#### [SET TASK]
Report all lines holding "println".

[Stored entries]
○ ○ ○ ○ ○
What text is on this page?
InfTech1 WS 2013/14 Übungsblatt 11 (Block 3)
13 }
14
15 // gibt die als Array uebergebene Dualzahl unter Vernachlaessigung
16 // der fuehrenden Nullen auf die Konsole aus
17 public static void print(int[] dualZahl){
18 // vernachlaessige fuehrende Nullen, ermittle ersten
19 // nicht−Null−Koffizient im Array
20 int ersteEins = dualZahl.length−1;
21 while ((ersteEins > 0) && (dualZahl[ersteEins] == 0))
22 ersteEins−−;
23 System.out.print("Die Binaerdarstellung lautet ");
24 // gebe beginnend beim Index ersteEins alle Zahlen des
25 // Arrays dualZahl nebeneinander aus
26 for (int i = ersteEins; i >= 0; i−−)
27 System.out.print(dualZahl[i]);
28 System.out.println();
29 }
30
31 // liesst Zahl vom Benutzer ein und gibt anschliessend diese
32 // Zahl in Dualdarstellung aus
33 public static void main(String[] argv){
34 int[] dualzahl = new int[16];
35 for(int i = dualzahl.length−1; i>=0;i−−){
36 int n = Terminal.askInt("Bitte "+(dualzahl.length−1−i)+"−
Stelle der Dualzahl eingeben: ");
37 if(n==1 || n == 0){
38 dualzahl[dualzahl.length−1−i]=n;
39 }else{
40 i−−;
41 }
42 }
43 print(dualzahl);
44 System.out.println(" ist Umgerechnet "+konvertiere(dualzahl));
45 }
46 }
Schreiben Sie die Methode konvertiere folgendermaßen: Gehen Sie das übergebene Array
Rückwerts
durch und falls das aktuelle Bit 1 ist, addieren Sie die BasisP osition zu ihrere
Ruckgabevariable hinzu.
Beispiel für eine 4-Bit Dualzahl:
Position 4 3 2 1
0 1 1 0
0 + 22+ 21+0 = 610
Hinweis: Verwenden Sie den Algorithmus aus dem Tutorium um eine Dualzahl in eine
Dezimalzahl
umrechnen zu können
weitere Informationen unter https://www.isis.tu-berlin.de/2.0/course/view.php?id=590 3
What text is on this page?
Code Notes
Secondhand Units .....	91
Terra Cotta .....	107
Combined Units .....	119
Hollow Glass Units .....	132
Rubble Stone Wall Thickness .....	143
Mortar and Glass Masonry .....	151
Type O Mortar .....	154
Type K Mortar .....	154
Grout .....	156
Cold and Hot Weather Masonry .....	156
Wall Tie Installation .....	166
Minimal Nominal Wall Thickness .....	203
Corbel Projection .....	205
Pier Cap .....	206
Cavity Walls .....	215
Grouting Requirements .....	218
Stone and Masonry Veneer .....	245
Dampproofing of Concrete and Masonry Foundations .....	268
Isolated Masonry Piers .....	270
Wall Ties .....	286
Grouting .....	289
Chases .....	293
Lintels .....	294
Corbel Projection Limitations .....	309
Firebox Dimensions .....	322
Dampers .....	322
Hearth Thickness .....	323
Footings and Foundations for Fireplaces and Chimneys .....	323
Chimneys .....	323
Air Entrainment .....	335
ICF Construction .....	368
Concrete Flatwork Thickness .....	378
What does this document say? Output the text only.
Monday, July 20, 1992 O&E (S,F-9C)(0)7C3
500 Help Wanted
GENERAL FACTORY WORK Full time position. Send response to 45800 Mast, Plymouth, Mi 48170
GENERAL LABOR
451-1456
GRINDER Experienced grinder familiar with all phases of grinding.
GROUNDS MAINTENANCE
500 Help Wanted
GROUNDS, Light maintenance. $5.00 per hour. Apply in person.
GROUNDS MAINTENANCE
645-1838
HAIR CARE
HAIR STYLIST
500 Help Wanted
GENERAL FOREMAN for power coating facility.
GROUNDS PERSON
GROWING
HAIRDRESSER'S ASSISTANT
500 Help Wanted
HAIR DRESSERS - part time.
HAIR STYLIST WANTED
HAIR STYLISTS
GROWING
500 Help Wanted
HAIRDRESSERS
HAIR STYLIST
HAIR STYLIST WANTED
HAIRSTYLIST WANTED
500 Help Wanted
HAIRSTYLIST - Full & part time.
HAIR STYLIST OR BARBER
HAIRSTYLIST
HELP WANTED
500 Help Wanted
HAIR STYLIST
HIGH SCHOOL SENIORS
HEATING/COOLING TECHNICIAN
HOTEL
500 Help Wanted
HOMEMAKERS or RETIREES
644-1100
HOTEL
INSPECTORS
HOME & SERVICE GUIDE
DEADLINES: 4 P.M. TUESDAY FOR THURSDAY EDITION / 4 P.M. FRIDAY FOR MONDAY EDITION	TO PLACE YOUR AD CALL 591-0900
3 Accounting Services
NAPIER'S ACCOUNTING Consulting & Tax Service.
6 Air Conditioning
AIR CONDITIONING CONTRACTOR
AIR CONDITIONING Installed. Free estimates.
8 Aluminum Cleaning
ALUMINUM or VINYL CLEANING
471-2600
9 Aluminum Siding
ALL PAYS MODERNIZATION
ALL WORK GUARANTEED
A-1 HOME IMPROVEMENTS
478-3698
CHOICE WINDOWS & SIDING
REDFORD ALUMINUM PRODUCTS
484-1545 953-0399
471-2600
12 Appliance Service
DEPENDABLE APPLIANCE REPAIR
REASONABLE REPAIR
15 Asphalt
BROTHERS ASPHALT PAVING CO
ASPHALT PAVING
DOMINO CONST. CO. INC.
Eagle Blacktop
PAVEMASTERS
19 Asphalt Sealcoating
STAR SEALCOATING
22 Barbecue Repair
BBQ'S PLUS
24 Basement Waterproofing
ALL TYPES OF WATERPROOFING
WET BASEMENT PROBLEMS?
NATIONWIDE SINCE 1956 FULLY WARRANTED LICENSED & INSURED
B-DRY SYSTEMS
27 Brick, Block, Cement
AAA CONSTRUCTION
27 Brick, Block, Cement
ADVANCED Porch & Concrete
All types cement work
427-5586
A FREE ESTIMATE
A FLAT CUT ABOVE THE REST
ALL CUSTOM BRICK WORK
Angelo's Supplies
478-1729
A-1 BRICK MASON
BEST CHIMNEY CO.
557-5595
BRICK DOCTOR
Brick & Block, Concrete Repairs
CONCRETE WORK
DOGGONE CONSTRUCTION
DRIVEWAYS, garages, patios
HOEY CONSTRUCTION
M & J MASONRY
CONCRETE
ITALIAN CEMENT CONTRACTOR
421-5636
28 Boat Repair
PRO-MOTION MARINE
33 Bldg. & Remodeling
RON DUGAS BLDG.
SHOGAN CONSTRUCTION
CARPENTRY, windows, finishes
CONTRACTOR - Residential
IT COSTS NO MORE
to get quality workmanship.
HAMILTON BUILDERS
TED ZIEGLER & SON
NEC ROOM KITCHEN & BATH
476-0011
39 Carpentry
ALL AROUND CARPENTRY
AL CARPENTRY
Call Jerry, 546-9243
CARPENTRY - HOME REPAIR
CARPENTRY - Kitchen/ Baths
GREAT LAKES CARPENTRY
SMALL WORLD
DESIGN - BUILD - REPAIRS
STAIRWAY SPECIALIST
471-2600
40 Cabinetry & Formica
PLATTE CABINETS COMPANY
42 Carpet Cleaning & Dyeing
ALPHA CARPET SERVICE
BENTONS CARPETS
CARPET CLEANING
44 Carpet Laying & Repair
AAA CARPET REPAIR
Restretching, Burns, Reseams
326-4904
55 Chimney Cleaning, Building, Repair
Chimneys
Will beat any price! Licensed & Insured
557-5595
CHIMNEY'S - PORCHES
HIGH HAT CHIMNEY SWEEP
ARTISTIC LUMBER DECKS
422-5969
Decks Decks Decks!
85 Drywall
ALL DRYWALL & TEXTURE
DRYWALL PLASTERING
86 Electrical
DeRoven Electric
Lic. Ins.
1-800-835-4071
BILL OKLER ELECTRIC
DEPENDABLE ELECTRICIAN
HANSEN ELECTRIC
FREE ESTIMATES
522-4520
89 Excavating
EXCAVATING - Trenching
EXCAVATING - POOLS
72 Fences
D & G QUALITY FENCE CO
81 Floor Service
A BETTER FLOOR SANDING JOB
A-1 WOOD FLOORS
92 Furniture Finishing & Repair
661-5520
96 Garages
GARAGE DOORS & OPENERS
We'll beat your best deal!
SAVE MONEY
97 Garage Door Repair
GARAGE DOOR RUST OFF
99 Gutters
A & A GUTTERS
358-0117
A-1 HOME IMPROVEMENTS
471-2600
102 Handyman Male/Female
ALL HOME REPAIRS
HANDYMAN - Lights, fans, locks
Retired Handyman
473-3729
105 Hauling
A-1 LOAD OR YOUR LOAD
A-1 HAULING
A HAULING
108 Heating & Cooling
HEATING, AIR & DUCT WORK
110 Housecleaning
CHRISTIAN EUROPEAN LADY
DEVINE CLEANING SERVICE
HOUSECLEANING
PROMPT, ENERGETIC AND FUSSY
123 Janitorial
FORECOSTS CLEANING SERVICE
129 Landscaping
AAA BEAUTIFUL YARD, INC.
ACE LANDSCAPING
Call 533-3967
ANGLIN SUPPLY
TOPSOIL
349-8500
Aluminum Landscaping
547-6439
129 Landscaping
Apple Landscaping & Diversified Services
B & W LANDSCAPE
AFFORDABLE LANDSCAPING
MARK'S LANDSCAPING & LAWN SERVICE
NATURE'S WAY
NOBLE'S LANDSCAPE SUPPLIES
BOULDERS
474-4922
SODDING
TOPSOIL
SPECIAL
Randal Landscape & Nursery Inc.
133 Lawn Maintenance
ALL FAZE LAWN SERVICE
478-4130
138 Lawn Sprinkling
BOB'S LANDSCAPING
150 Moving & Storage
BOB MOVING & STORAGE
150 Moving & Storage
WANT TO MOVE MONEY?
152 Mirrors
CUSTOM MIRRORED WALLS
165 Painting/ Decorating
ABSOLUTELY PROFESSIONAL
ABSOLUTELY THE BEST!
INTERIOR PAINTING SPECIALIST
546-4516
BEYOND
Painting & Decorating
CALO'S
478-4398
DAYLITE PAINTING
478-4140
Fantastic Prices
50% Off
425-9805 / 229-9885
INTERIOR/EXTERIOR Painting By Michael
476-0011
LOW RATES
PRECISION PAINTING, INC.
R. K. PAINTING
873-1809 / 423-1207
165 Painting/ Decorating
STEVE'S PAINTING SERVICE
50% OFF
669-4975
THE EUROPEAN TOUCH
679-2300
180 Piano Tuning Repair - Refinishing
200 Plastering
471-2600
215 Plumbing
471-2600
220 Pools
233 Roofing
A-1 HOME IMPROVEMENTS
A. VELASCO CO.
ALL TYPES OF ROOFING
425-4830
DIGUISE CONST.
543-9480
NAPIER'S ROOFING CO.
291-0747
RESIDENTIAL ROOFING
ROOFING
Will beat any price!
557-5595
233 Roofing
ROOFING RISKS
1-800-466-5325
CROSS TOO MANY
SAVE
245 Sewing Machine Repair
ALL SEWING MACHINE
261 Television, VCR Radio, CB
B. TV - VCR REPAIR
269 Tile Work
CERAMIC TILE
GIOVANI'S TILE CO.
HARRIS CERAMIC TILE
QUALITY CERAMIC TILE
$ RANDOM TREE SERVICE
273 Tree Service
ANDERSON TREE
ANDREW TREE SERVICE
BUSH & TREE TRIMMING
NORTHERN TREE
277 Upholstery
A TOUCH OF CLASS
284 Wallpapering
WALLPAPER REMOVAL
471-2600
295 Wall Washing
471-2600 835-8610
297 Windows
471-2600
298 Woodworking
○ ○ ○ ○ ○
#### [CORRECT RESPONSE]
28 System.out.println();
44 System.out.println(" ist Umgerechnet "+konvertiere(dualzahl));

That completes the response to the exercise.